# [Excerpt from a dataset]
====
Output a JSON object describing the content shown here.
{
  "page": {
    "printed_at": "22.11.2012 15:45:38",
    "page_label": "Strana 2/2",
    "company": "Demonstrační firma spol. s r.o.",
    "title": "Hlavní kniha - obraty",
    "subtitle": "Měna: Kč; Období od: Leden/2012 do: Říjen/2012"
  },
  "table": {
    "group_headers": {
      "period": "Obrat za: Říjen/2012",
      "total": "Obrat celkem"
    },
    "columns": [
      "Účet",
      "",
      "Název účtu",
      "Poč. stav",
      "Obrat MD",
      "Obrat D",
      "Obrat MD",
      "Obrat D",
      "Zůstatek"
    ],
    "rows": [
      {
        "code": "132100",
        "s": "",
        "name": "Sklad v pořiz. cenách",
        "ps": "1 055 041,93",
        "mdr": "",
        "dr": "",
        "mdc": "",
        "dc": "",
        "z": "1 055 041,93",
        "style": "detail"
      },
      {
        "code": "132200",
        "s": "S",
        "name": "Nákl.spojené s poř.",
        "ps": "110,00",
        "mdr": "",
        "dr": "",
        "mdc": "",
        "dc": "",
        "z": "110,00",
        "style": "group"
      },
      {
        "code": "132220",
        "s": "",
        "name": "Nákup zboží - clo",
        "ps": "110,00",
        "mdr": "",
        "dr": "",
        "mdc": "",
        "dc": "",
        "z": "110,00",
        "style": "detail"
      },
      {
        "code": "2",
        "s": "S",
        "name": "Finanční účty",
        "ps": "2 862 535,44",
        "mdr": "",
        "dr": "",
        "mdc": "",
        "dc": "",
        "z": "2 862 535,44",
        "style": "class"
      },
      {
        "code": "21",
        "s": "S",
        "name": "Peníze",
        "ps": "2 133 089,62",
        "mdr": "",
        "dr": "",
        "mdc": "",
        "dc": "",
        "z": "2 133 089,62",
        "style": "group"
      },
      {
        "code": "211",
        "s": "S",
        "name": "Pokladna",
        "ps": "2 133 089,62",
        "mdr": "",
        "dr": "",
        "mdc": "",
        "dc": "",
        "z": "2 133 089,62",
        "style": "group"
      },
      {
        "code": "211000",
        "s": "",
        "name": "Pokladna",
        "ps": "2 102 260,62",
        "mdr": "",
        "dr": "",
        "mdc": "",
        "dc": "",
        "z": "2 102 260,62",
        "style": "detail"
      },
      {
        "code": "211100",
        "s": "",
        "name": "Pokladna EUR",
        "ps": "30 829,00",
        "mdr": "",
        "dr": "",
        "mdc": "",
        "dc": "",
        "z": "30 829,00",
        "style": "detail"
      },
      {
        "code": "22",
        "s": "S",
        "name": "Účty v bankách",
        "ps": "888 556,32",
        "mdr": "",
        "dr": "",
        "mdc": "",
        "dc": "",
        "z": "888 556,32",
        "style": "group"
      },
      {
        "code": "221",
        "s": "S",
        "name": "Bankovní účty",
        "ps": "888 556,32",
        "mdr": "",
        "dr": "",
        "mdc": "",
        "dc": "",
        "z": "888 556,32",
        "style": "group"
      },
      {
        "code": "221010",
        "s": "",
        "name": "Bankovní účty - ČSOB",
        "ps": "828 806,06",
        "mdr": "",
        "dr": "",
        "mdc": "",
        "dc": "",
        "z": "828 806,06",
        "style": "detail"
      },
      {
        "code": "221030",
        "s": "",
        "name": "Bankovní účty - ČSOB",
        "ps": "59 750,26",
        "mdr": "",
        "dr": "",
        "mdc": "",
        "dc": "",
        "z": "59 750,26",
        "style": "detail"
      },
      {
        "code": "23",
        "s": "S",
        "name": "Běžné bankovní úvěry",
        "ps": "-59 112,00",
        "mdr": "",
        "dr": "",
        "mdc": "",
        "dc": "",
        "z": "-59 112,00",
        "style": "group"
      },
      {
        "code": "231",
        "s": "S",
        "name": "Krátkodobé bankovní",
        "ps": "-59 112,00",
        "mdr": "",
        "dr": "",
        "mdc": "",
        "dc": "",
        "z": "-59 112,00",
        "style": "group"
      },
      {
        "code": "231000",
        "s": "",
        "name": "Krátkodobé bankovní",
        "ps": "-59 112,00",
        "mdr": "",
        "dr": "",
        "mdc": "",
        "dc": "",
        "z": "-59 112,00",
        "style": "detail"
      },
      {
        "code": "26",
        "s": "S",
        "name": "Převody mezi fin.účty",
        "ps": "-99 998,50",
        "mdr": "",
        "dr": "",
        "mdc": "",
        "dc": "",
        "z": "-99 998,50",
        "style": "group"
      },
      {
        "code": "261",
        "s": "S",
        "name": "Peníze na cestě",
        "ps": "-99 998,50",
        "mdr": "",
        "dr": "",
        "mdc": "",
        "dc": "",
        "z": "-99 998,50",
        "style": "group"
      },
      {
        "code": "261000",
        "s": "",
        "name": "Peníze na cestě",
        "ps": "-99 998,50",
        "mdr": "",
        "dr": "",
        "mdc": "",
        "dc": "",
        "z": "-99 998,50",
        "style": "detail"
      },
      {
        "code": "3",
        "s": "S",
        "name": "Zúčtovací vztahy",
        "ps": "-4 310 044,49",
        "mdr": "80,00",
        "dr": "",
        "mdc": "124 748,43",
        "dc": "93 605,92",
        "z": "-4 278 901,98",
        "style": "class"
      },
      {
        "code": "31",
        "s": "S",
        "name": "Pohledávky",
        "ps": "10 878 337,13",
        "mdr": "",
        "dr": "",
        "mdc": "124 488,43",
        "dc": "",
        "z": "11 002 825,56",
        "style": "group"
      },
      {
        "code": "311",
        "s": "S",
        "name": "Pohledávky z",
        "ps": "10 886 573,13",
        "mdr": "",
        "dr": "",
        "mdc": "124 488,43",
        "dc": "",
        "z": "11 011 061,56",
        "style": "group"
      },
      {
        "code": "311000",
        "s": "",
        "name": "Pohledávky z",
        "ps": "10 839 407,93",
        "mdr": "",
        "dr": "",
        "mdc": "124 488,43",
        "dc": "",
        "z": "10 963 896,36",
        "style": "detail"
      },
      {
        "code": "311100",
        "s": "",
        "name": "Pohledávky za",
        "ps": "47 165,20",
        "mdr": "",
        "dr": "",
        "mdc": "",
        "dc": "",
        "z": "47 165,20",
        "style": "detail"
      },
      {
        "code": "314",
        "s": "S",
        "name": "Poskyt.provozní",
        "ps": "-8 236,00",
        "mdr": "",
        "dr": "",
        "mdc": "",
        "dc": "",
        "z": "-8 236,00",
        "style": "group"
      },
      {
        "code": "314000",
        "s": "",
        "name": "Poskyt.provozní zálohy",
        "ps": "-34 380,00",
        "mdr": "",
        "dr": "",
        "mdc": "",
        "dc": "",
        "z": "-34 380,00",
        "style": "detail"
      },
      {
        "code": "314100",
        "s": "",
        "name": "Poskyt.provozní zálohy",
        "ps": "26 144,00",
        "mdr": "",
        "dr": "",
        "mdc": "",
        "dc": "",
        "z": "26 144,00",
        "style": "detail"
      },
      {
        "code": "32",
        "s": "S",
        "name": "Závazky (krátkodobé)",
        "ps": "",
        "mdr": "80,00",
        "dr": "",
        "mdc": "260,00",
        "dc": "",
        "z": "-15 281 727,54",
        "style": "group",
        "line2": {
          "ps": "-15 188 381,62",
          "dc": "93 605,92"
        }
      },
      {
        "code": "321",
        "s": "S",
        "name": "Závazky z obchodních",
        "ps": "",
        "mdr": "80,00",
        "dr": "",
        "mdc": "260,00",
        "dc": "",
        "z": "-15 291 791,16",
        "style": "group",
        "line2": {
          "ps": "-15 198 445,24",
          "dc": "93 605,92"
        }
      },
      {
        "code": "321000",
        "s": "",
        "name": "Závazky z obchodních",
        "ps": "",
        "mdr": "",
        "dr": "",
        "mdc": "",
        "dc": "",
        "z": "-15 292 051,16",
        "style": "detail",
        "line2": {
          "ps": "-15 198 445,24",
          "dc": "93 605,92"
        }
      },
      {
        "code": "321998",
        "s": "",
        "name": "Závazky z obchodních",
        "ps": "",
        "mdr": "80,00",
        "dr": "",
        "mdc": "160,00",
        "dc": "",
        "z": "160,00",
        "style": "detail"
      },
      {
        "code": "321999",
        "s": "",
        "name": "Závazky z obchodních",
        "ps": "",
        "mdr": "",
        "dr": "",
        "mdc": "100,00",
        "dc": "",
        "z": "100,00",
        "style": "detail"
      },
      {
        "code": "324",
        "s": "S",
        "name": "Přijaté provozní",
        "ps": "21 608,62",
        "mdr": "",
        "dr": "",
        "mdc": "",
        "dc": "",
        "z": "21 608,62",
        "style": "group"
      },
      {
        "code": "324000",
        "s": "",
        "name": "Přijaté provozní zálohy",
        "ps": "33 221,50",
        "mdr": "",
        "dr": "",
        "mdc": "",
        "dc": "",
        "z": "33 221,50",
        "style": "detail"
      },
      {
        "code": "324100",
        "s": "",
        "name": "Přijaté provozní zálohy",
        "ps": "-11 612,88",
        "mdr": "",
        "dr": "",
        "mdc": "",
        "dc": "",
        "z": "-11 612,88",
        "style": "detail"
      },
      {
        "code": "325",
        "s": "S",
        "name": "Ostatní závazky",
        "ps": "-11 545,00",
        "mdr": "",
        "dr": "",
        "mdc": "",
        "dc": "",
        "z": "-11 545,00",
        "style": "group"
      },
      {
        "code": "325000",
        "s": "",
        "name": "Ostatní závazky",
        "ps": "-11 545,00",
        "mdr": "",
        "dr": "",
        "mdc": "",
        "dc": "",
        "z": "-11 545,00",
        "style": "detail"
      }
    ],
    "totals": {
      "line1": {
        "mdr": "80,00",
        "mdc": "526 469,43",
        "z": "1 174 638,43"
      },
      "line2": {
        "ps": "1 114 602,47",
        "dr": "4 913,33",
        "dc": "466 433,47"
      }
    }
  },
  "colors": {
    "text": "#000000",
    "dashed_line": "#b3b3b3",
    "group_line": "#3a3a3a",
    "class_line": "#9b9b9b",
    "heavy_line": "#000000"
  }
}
====
# [JOB]
Search the data for "Říjen". Copy every line that has it.

# [WRITTEN SOLUTION]
    "subtitle": "Měna: Kč; Období od: Leden/2012 do: Říjen/2012"
      "period": "Obrat za: Říjen/2012",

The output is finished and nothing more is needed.